**GIVEN INSTRUCTION:** Copy each line below in which the word "ylabel" occurs.

**SUPPLIED MATERIAL:**
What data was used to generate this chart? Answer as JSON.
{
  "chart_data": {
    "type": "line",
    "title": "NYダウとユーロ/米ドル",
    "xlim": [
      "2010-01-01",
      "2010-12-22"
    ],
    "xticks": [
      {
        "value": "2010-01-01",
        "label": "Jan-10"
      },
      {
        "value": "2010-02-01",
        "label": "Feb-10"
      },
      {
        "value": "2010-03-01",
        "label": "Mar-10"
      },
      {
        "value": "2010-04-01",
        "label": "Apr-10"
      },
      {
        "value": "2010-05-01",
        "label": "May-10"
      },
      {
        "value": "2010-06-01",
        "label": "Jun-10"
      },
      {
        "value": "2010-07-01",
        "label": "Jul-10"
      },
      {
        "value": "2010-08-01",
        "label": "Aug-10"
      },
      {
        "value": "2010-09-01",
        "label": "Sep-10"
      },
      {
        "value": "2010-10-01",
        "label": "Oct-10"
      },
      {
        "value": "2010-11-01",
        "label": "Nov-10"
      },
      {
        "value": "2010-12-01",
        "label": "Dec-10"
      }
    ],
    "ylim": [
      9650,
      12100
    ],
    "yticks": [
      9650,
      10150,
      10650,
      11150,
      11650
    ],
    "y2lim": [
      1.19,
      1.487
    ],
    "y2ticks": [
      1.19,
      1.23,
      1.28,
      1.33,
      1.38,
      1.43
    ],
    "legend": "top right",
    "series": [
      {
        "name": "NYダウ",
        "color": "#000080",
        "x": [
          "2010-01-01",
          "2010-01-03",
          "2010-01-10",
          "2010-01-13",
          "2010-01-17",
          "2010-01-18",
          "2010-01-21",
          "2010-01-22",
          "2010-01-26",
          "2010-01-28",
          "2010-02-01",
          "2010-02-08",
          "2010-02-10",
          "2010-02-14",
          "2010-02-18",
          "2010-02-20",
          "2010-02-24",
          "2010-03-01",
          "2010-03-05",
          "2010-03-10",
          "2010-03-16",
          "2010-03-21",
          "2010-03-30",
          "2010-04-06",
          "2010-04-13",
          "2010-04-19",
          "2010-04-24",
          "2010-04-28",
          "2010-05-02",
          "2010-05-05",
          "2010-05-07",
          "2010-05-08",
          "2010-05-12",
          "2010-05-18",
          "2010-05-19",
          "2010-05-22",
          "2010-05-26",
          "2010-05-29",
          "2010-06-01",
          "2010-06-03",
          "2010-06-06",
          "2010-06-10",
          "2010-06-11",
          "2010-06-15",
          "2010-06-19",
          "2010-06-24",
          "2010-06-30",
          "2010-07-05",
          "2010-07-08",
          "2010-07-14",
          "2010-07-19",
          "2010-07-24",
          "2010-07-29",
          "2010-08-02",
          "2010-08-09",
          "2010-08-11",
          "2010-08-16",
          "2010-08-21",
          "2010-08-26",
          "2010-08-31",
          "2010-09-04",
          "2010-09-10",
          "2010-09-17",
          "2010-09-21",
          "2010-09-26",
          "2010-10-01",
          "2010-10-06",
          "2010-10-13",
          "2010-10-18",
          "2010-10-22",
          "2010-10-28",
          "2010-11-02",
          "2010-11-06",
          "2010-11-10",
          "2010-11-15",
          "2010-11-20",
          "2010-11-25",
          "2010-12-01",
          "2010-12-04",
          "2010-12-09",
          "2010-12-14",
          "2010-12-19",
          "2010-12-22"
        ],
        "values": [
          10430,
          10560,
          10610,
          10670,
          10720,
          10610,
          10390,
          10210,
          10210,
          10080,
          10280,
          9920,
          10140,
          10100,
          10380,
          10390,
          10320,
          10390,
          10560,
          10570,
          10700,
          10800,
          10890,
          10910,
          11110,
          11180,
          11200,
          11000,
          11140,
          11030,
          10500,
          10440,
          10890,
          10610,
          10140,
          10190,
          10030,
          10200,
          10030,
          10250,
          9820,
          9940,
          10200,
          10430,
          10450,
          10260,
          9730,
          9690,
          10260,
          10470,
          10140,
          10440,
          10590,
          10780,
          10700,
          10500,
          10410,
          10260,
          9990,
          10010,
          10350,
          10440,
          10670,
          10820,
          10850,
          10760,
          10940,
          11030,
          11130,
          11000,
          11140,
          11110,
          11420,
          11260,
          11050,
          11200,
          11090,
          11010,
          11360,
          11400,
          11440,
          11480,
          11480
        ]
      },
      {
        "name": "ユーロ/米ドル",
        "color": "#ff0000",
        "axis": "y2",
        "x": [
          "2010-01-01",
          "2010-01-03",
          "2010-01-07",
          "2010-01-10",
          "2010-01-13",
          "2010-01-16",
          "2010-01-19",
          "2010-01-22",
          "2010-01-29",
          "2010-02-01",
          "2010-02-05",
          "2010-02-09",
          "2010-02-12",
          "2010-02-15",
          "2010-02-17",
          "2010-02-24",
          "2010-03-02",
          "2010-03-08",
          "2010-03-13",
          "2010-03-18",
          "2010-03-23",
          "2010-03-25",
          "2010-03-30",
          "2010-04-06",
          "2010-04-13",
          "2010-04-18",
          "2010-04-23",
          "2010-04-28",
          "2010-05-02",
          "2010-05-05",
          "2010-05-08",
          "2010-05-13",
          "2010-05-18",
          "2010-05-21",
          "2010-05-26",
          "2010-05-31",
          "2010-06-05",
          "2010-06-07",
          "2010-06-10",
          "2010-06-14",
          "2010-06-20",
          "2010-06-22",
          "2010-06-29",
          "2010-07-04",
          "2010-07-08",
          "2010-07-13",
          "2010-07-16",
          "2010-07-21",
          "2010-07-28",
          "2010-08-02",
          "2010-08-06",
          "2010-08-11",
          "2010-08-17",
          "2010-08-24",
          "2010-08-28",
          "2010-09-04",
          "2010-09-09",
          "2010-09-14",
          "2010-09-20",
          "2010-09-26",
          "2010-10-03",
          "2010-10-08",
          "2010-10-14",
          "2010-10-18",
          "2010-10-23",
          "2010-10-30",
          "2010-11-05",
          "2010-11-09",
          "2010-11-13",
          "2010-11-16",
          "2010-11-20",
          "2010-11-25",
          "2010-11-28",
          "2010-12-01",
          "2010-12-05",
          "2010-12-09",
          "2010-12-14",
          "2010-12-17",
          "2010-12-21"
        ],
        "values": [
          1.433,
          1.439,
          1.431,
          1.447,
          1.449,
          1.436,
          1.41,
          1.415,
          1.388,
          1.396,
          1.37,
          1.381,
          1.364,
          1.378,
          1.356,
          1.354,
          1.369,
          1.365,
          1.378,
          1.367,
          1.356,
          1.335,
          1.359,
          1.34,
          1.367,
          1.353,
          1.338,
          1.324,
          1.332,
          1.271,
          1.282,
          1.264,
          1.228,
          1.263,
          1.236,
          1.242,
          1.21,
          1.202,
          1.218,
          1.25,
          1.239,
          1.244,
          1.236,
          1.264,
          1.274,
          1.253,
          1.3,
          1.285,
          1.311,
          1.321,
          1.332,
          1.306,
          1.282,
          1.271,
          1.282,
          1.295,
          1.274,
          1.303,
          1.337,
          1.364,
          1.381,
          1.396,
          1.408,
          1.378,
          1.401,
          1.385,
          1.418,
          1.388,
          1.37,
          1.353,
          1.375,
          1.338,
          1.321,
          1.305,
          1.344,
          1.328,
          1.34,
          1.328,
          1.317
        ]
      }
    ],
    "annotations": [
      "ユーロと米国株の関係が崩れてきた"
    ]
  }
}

==

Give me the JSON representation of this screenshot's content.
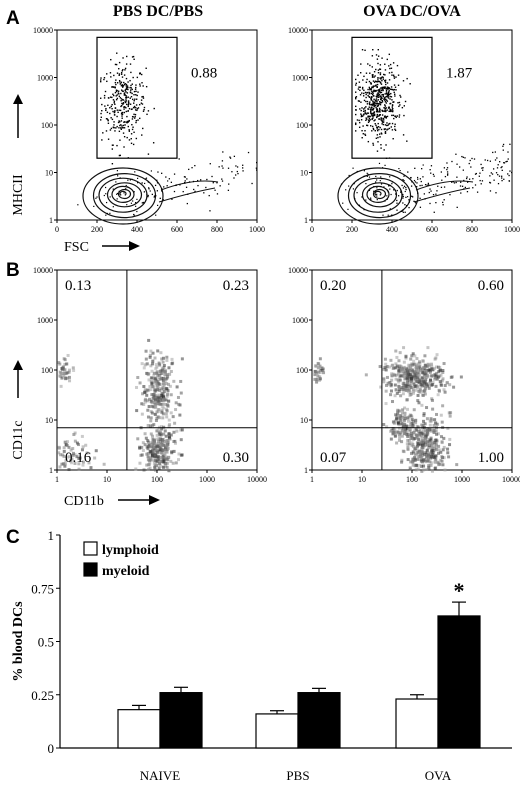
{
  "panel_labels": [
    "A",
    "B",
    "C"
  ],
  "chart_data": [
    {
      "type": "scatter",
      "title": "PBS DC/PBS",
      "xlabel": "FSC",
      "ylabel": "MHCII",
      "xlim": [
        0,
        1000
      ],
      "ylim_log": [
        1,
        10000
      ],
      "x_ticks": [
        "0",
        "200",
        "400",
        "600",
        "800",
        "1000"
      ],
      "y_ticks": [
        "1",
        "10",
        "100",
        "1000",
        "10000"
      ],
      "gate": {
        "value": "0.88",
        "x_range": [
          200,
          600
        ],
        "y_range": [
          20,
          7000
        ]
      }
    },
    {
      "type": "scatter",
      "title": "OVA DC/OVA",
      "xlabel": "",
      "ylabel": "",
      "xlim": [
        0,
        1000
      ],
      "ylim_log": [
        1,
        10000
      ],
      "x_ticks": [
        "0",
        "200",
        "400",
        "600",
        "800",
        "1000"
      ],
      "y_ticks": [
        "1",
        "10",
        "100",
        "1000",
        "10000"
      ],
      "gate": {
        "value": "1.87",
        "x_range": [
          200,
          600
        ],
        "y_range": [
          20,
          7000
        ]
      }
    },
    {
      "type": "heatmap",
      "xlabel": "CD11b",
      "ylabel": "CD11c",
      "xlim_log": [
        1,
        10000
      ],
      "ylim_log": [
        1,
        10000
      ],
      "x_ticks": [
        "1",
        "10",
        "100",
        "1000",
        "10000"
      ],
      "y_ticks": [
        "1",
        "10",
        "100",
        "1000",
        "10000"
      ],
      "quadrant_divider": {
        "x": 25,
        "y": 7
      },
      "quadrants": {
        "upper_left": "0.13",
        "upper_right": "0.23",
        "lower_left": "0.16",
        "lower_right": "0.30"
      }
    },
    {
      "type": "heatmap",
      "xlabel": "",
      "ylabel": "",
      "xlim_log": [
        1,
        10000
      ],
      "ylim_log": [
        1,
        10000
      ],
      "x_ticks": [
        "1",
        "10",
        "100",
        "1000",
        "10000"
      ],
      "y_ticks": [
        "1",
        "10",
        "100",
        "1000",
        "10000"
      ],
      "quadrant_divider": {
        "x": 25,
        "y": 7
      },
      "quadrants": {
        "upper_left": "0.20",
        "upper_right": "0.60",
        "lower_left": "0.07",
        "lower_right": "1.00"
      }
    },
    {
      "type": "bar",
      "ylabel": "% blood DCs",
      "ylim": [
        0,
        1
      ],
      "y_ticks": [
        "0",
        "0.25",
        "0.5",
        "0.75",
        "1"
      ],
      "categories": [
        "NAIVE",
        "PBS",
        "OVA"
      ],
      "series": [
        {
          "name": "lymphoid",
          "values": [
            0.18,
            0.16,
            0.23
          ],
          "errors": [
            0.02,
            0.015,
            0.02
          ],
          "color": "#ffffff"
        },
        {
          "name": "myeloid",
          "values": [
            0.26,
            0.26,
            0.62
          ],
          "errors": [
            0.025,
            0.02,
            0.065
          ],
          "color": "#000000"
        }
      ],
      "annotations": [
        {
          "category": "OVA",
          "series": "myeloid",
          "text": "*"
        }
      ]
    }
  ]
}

**FINISHED EXERCISE:**
      "ylabel": "MHCII",
      "ylabel": "",
      "ylabel": "CD11c",
      "ylabel": "",
      "ylabel": "% blood DCs",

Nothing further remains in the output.